Tarefa a realizar: Segundo a crítica a Magic in the Moonlight, qual é o verdadeiro nome do mágico que atua como Wei Ling Soo?

Excerto de origem:
=-=-=-=-=

Crítica: Magic in the Moonlight (Magia ao Luar) 2014


Data de Estreia: 04-09-2014

Já estamos bem habituados à visita anual ao grande ecrã de mais um filme de Woody Allen. Um homem com uma filmografia enorme repleta de grandes filmes todos escritos e realizados por ele. Muitos deles onde o próprio é o protagonista. Este ano ele apresenta-nos mais uma das suas comédias, o cheio de charme Magic in the Moonlight (Magia ao Luar).

Em 1928 o famoso, talentoso e místico Wei Ling Soo, está nas luzes da ribalta! Conhecido em todo o mundo pelos seus fantásticos espectáculos de ilusionismo é adorado e idolatrado por muitos, mas poucos sabem que Wei Ling Soo não vem da China nem sequer de lá perto… Ele é afinal um mágico inglês e tudo o que faz não passa de meros truques. Na verdade, o seu nome é Stanley e passa bem despercebido no dia-a-dia, pois sem o seu caricato personagem asiático de faz-de-conta não poderá ser reconhecido por ninguém. Stanley é um homem rude, um pouco indelicado e super vaidoso. Não acredita em nada misterioso ou oculto, visto que a sua própria profissão é uma fraude, pois faz com que todos acreditem no que faz, que na verdade não passa de uma mentira. Stanley duvida de qualquer tipo de actividade fora do que é considerado normal e por isso que é convidado por um amigo a ir até ao Sul de França desmascarar uma jovem Americana que se diz passar por médium, na casa de uma das famílias mais ricas da zona. O seu cepticismo leva-o de imediato a duvidar do facto de que a rapariga possui um dom, e estará mais interessada no dinheiro da família do que em qualquer outra coisa, mas rapidamente estranhos acontecimentos começam a fazer com que Mr. Stanley comece a por em causa as suas próprias crenças.

=-=-=-=-=

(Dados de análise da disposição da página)

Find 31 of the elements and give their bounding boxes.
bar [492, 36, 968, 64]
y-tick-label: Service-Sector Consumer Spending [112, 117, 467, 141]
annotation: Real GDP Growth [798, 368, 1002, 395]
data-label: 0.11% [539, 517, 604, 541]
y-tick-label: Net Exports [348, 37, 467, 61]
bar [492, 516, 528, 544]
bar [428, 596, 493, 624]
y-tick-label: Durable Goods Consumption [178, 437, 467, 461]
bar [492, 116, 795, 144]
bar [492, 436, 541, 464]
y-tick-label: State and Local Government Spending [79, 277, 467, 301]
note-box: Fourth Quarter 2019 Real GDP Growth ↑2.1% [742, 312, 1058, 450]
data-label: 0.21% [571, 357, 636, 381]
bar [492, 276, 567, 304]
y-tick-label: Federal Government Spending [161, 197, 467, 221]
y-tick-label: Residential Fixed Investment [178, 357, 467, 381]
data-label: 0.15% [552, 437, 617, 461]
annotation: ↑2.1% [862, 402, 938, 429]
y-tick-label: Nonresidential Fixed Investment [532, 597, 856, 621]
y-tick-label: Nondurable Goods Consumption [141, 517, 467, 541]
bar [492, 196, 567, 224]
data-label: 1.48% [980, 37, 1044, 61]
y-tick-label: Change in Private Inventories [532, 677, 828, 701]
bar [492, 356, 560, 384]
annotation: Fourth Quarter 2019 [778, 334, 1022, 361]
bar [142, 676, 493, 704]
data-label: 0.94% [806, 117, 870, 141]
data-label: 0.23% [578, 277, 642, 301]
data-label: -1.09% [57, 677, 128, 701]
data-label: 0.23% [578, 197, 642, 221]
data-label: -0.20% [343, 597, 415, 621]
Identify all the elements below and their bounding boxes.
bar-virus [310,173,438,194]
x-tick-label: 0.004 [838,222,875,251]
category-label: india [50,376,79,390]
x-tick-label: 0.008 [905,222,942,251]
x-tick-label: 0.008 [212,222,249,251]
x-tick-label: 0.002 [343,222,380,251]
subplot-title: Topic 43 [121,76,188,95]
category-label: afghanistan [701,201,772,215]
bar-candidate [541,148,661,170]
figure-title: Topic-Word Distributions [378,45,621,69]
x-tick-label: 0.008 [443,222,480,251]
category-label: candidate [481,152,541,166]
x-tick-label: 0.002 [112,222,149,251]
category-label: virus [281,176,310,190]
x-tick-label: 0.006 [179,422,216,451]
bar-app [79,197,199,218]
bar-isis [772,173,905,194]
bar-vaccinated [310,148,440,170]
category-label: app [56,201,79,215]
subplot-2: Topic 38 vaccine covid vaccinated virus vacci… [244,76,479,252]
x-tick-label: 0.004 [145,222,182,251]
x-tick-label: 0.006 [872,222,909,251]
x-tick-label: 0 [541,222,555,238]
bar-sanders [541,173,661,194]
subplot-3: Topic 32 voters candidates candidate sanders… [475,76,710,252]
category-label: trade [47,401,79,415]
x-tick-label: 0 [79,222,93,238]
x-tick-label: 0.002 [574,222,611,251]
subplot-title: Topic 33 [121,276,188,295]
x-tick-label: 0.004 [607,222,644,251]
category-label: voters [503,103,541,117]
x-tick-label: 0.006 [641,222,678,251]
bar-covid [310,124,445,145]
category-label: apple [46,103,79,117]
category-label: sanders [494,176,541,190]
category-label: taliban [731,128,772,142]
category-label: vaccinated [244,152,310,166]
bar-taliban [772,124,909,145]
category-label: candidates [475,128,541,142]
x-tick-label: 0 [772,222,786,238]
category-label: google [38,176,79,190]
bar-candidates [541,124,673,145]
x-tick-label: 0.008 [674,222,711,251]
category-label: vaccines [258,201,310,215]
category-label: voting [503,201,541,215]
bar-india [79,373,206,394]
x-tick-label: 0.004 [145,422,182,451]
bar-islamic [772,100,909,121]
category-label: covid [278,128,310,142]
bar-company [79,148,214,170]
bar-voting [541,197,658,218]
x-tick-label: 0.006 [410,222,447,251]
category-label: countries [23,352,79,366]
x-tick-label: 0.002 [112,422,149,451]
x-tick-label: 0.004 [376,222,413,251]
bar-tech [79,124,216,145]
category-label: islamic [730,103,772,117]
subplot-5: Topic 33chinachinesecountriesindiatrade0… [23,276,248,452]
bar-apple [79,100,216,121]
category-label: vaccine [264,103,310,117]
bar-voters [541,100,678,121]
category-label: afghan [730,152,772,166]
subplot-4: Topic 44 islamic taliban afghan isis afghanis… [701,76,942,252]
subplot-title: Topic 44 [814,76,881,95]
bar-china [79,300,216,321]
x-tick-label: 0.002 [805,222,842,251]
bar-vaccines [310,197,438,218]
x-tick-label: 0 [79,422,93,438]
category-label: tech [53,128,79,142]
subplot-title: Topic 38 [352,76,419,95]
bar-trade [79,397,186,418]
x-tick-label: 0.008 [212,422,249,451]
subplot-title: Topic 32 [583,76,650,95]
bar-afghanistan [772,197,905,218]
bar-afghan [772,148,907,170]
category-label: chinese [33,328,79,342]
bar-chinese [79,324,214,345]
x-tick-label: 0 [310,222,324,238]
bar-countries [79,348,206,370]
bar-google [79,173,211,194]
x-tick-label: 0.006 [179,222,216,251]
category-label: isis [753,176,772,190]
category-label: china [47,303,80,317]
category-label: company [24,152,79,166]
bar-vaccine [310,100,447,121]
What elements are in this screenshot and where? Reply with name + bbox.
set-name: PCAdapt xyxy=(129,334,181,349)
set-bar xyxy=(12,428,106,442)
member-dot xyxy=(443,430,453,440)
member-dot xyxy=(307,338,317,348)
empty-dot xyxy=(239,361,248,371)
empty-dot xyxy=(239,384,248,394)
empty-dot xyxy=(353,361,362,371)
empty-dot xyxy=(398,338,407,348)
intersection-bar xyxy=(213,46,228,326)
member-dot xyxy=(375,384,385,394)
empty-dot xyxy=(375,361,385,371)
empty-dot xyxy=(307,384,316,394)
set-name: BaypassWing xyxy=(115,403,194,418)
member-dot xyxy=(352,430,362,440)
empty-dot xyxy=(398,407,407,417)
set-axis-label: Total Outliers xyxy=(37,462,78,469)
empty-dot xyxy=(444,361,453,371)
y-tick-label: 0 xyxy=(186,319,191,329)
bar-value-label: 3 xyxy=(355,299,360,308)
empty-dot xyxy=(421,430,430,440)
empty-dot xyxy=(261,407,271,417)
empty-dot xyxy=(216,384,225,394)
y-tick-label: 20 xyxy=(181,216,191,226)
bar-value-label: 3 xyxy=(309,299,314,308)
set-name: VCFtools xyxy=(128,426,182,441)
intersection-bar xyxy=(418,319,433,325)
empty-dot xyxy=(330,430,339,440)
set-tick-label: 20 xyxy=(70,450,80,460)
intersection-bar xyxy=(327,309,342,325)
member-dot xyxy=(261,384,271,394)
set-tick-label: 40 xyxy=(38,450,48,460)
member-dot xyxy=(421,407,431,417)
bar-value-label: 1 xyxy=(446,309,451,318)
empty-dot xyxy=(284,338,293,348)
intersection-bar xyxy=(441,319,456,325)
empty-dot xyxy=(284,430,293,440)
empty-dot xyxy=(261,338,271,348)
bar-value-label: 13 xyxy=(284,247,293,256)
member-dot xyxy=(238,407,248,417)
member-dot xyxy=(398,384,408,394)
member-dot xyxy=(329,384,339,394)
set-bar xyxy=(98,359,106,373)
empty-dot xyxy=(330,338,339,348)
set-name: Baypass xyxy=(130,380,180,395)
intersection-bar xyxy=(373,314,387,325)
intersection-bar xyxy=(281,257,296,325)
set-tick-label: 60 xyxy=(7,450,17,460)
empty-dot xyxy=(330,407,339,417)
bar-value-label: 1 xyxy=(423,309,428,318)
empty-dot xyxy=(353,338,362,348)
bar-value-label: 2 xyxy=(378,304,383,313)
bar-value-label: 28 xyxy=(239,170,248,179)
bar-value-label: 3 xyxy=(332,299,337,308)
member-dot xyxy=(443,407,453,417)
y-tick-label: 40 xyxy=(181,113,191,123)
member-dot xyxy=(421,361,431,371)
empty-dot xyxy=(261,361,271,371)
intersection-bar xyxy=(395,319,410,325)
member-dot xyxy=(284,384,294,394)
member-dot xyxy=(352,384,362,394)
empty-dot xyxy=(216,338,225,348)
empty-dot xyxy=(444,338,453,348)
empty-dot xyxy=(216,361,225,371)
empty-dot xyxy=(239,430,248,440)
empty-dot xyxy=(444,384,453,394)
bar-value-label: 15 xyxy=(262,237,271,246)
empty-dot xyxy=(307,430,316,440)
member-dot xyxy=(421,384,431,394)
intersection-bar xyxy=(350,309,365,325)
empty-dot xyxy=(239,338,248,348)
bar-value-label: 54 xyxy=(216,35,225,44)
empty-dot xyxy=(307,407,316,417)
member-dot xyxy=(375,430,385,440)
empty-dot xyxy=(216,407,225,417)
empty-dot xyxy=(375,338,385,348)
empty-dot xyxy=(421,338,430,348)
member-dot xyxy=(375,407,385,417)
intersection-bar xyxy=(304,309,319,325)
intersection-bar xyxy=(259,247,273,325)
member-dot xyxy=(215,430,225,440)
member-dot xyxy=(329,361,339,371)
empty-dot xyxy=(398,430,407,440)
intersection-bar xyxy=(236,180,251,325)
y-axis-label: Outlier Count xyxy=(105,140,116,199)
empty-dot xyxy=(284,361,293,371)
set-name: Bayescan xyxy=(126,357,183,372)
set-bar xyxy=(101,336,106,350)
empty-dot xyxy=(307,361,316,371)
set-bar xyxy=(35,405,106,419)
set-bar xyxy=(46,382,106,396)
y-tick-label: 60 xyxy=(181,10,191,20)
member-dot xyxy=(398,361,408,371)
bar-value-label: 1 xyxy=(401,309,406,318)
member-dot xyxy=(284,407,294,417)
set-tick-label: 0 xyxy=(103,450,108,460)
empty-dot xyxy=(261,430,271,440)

=-=-=-=-=

A sua resposta: Stanley.